▶ **Instructions for the task**: Wherever the word "仅表格显示" shows up in a line, please copy that line.

▶ **Supplied material**:
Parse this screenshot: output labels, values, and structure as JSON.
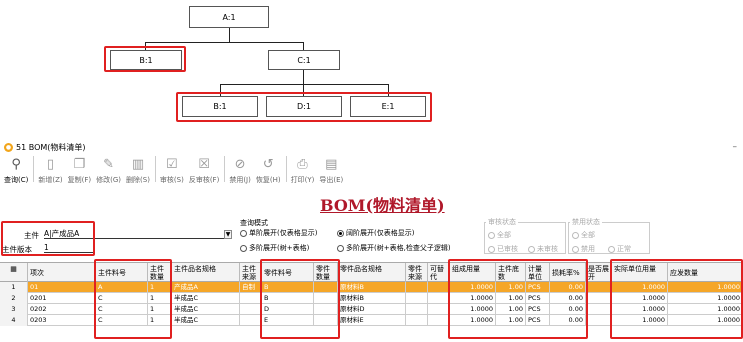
{
  "tree": {
    "root": "A:1",
    "level1": [
      "B:1",
      "C:1"
    ],
    "level2": [
      "B:1",
      "D:1",
      "E:1"
    ]
  },
  "window": {
    "title": "51 BOM(物料清单)",
    "minimize": "–"
  },
  "toolbar": [
    {
      "label": "查询(C)",
      "icon": "search-icon"
    },
    {
      "label": "新增(Z)",
      "icon": "new-doc-icon"
    },
    {
      "label": "复制(F)",
      "icon": "copy-icon"
    },
    {
      "label": "修改(G)",
      "icon": "edit-icon"
    },
    {
      "label": "删除(S)",
      "icon": "delete-icon"
    },
    {
      "label": "审核(S)",
      "icon": "approve-icon"
    },
    {
      "label": "反审核(F)",
      "icon": "unapprove-icon"
    },
    {
      "label": "禁用(J)",
      "icon": "disable-icon"
    },
    {
      "label": "恢复(H)",
      "icon": "restore-icon"
    },
    {
      "label": "打印(Y)",
      "icon": "print-icon"
    },
    {
      "label": "导出(E)",
      "icon": "export-icon"
    }
  ],
  "heading": "BOM(物料清单)",
  "form": {
    "main_item_label": "主件",
    "main_item_value": "A|产成品A",
    "version_label": "主件版本",
    "version_value": "1"
  },
  "query_mode": {
    "label": "查询模式",
    "options": [
      "单阶展开(仅表格显示)",
      "多阶展开(树+表格)",
      "阔阶展开(仅表格显示)",
      "多阶展开(树+表格,检查父子逻辑)"
    ],
    "selected": "阔阶展开(仅表格显示)"
  },
  "audit_status": {
    "label": "审核状态",
    "options": [
      "全部",
      "已审核",
      "未审核"
    ]
  },
  "disable_status": {
    "label": "禁用状态",
    "options": [
      "全部",
      "禁用",
      "正常"
    ]
  },
  "table": {
    "headers": [
      "项次",
      "主件料号",
      "主件数量",
      "主件品名规格",
      "主件来源",
      "零件料号",
      "零件数量",
      "零件品名规格",
      "零件来源",
      "可替代",
      "组成用量",
      "主件底数",
      "计量单位",
      "损耗率%",
      "是否展开",
      "实际单位用量",
      "应发数量"
    ],
    "rows": [
      [
        "1",
        "01",
        "A",
        "1",
        "产成品A",
        "自制",
        "B",
        "",
        "原材料B",
        "",
        "",
        "1.0000",
        "1.00",
        "PCS",
        "0.00",
        "",
        "1.0000",
        "1.0000"
      ],
      [
        "2",
        "0201",
        "C",
        "1",
        "半成品C",
        "",
        "B",
        "",
        "原材料B",
        "",
        "",
        "1.0000",
        "1.00",
        "PCS",
        "0.00",
        "",
        "1.0000",
        "1.0000"
      ],
      [
        "3",
        "0202",
        "C",
        "1",
        "半成品C",
        "",
        "D",
        "",
        "原材料D",
        "",
        "",
        "1.0000",
        "1.00",
        "PCS",
        "0.00",
        "",
        "1.0000",
        "1.0000"
      ],
      [
        "4",
        "0203",
        "C",
        "1",
        "半成品C",
        "",
        "E",
        "",
        "原材料E",
        "",
        "",
        "1.0000",
        "1.00",
        "PCS",
        "0.00",
        "",
        "1.0000",
        "1.0000"
      ]
    ]
  },
  "colors": {
    "highlight": "#e02020",
    "selected_row": "#f5a628",
    "heading": "#b0182a"
  }
}
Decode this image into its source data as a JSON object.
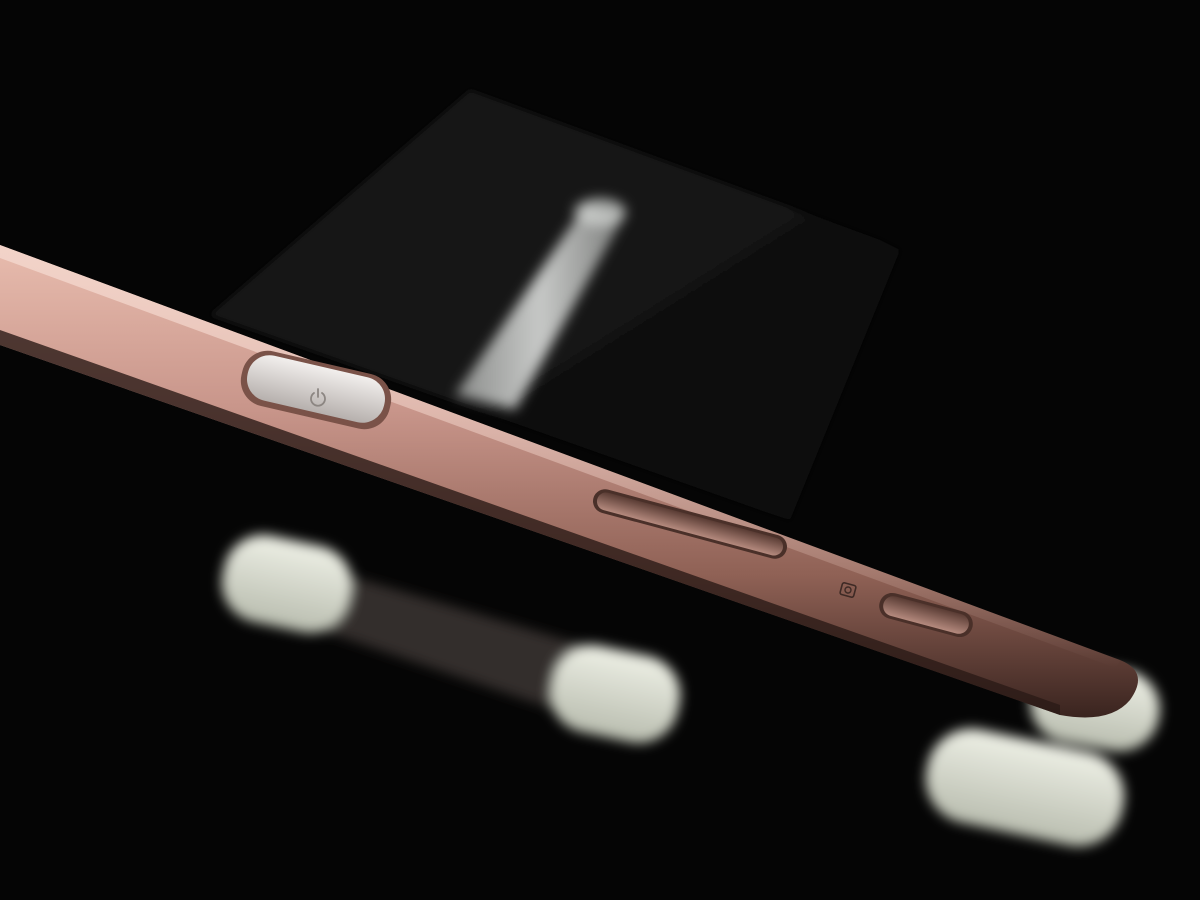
{
  "photo": {
    "subject": "phone-side-profile",
    "frame_finish": "rose-gold",
    "colors": {
      "background": "#050505",
      "frame_highlight": "#d9a99a",
      "frame_mid": "#a8786b",
      "frame_shadow": "#4a3029",
      "button_face": "#cfcac7",
      "stand_cap": "#d8ddd0",
      "stand_block": "#151515"
    },
    "buttons": [
      {
        "name": "power-button",
        "icon": "power-icon"
      },
      {
        "name": "volume-rocker"
      },
      {
        "name": "camera-button",
        "icon": "camera-icon"
      }
    ]
  }
}
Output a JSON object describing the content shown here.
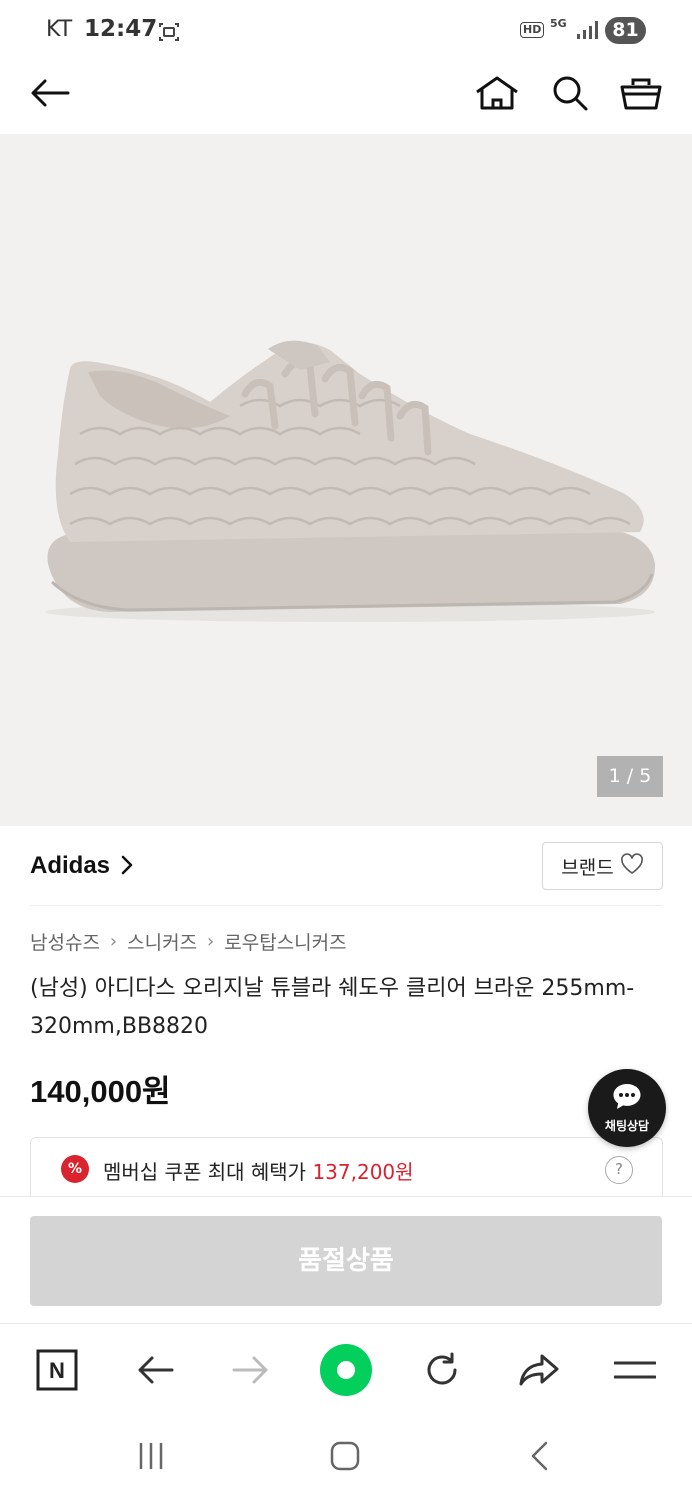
{
  "status_bar": {
    "carrier": "KT",
    "time": "12:47",
    "hd": "HD",
    "network": "5G",
    "battery": "81"
  },
  "top_nav": {
    "icons": [
      "back-arrow-icon",
      "home-icon",
      "search-icon",
      "basket-icon"
    ]
  },
  "product": {
    "image_indicator": "1 / 5",
    "brand": "Adidas",
    "brand_button_label": "브랜드",
    "breadcrumb": [
      "남성슈즈",
      "스니커즈",
      "로우탑스니커즈"
    ],
    "title": "(남성) 아디다스 오리지날 튜블라 쉐도우 클리어 브라운 255mm-320mm,BB8820",
    "price": "140,000원",
    "coupon": {
      "badge": "%",
      "label": "멤버십 쿠폰 최대 혜택가",
      "price": "137,200원",
      "help": "?"
    }
  },
  "chat_fab": {
    "label": "채팅상담"
  },
  "sold_out_button": "품절상품",
  "browser_toolbar": {
    "icons": [
      "naver-n-icon",
      "back-arrow-icon",
      "forward-arrow-icon",
      "green-circle-icon",
      "reload-icon",
      "share-icon",
      "menu-icon"
    ],
    "naver_letter": "N"
  },
  "colors": {
    "accent_red": "#d9232e",
    "chat_dark": "#1a1a1a",
    "naver_green": "#03cf5d",
    "sold_out_gray": "#d4d4d4"
  }
}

▶ **Expected answer**:
      "单阶展开(仅表格显示)",
      "阔阶展开(仅表格显示)",
    "selected": "阔阶展开(仅表格显示)"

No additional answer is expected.